Extracted records:
** START **

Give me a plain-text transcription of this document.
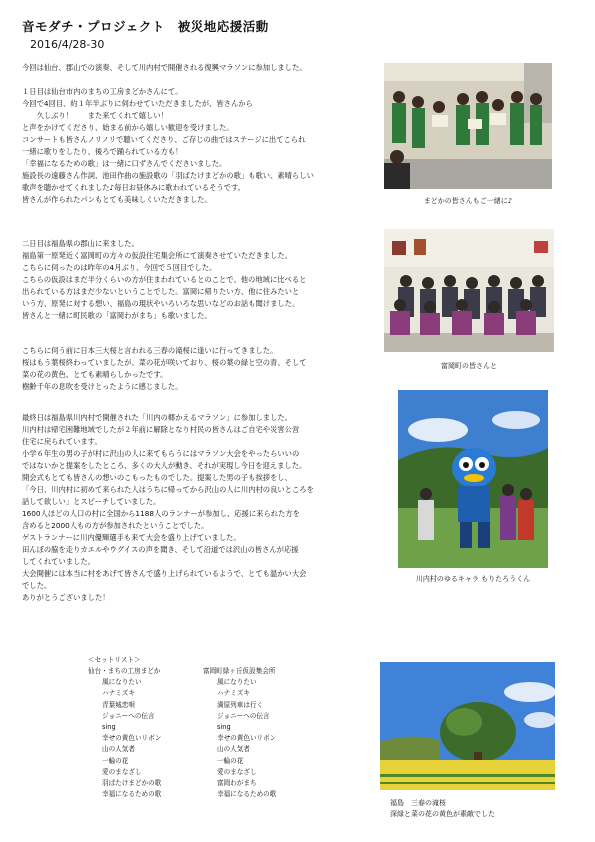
音モダチ・プロジェクト　被災地応援活動
2016/4/28-30

今回は仙台、郡山での演奏、そして川内村で開催される復興マラソンに参加しました。

１日目は仙台市内のまちの工房まどかさんにて。

今回で4回目、約１年半ぶりに伺わせていただきましたが、皆さんから

　　久しぶり！　　また来てくれて嬉しい！

と声をかけてくださり、始まる前から嬉しい歓迎を受けました。

コンサートも皆さんノリノリで聴いてくださり、ご存じの曲ではステージに出てこられ

一緒に歌りをしたり、後ろで踊られている方も！

「幸福になるための歌」は一緒に口ずさんでくださいました。

施設長の遠藤さん作詞、池田作曲の施設歌の「羽ばたけまどかの歌」も歌い、素晴らしい

歌声を聴かせてくれました♪毎日お昼休みに歌われているそうです。

皆さんが作られたパンもとても美味しくいただきました。

二日目は福島県の郡山に来ました。

福島第一原発近く富岡町の方々の仮設住宅集会所にて演奏させていただきました。

こちらに伺ったのは昨年の4月ぶり、今回で５回目でした。

こちらの仮設はまだ半分くらいの方が住まわれているとのことで、他の地域に比べると

出られている方はまだ少ないということでした。富岡に帰りたい方、他に住みたいと

いう方、原発に対する想い、福島の現状やいろいろな思いなどのお話も聞けました。

皆さんと一緒に町民歌の「富岡わがまち」も歌いました。

こちらに伺う前に日本三大桜と言われる三春の滝桜に逢いに行ってきました。

桜はもう葉桜終わっていましたが、菜の花が咲いており、桜の葉の緑と空の青、そして

菜の花の黄色、とても素晴らしかったです。

樹齢千年の息吹を受けとったように感じました。

最終日は福島県川内村で開催された「川内の郷かえるマラソン」に参加しました。

川内村は帰宅困難地域でしたが２年前に解除となり村民の皆さんはご自宅や災害公営

住宅に戻られています。

小学６年生の男の子が村に沢山の人に来てもらうにはマラソン大会をやったらいいの

ではないかと提案をしたところ、多くの大人が動き、それが実現し今日を迎えました。

開会式もとても皆さんの想いのこもったものでした。提案した男の子も挨拶をし、

「今日、川内村に初めて来られた人はうちに帰ってから沢山の人に川内村の良いところを

話して欲しい」とスピーチしていました。

1600人ほどの人口の村に全国から1188人のランナーが参加し、応援に来られた方を

含めると2000人もの方が参加されたということでした。

ゲストランナーに川内優輝選手も来て大会を盛り上げていました。

田んぼの脇を走りカエルやウグイスの声を聞き、そして沿道では沢山の皆さんが応援

してくれていました。

大会開催には本当に村をあげて皆さんで盛り上げられているようで、とても温かい大会

でした。

ありがとうございました！

まどかの皆さんもご一緒に♪
富岡町の皆さんと
川内村のゆるキャラ もりたろうくん
＜セットリスト＞
仙台・まちの工房まどか
風になりたい
ハナミズキ
青葉城恋唄
ジョニーへの伝言
sing
幸せの黄色いリボン
山の人気者
一輪の花
愛のまなざし
羽ばたけまどかの歌
幸福になるための歌
富岡町緑ヶ丘仮設集会所
風になりたい
ハナミズキ
満原列車は行く
ジョニーへの伝言
sing
幸せの黄色いリボン
山の人気者
一輪の花
愛のまなざし
富岡わがまち
幸福になるための歌
福島　三春の滝桜
深緑と菜の花の黄色が素敵でした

** END **

## WHAT YOU ARE ASKED TO DO
Omit the pictures and restate the rest of the records verbatim.

## ANSWER
Give me a plain-text transcription of this document.
音モダチ・プロジェクト　被災地応援活動
2016/4/28-30

今回は仙台、郡山での演奏、そして川内村で開催される復興マラソンに参加しました。

１日目は仙台市内のまちの工房まどかさんにて。

今回で4回目、約１年半ぶりに伺わせていただきましたが、皆さんから

　　久しぶり！　　また来てくれて嬉しい！

と声をかけてくださり、始まる前から嬉しい歓迎を受けました。

コンサートも皆さんノリノリで聴いてくださり、ご存じの曲ではステージに出てこられ

一緒に歌りをしたり、後ろで踊られている方も！

「幸福になるための歌」は一緒に口ずさんでくださいました。

施設長の遠藤さん作詞、池田作曲の施設歌の「羽ばたけまどかの歌」も歌い、素晴らしい

歌声を聴かせてくれました♪毎日お昼休みに歌われているそうです。

皆さんが作られたパンもとても美味しくいただきました。

二日目は福島県の郡山に来ました。

福島第一原発近く富岡町の方々の仮設住宅集会所にて演奏させていただきました。

こちらに伺ったのは昨年の4月ぶり、今回で５回目でした。

こちらの仮設はまだ半分くらいの方が住まわれているとのことで、他の地域に比べると

出られている方はまだ少ないということでした。富岡に帰りたい方、他に住みたいと

いう方、原発に対する想い、福島の現状やいろいろな思いなどのお話も聞けました。

皆さんと一緒に町民歌の「富岡わがまち」も歌いました。

こちらに伺う前に日本三大桜と言われる三春の滝桜に逢いに行ってきました。

桜はもう葉桜終わっていましたが、菜の花が咲いており、桜の葉の緑と空の青、そして

菜の花の黄色、とても素晴らしかったです。

樹齢千年の息吹を受けとったように感じました。

最終日は福島県川内村で開催された「川内の郷かえるマラソン」に参加しました。

川内村は帰宅困難地域でしたが２年前に解除となり村民の皆さんはご自宅や災害公営

住宅に戻られています。

小学６年生の男の子が村に沢山の人に来てもらうにはマラソン大会をやったらいいの

ではないかと提案をしたところ、多くの大人が動き、それが実現し今日を迎えました。

開会式もとても皆さんの想いのこもったものでした。提案した男の子も挨拶をし、

「今日、川内村に初めて来られた人はうちに帰ってから沢山の人に川内村の良いところを

話して欲しい」とスピーチしていました。

1600人ほどの人口の村に全国から1188人のランナーが参加し、応援に来られた方を

含めると2000人もの方が参加されたということでした。

ゲストランナーに川内優輝選手も来て大会を盛り上げていました。

田んぼの脇を走りカエルやウグイスの声を聞き、そして沿道では沢山の皆さんが応援

してくれていました。

大会開催には本当に村をあげて皆さんで盛り上げられているようで、とても温かい大会

でした。

ありがとうございました！

まどかの皆さんもご一緒に♪
富岡町の皆さんと
川内村のゆるキャラ もりたろうくん
＜セットリスト＞
仙台・まちの工房まどか
風になりたい
ハナミズキ
青葉城恋唄
ジョニーへの伝言
sing
幸せの黄色いリボン
山の人気者
一輪の花
愛のまなざし
羽ばたけまどかの歌
幸福になるための歌
富岡町緑ヶ丘仮設集会所
風になりたい
ハナミズキ
満原列車は行く
ジョニーへの伝言
sing
幸せの黄色いリボン
山の人気者
一輪の花
愛のまなざし
富岡わがまち
幸福になるための歌
福島　三春の滝桜
深緑と菜の花の黄色が素敵でした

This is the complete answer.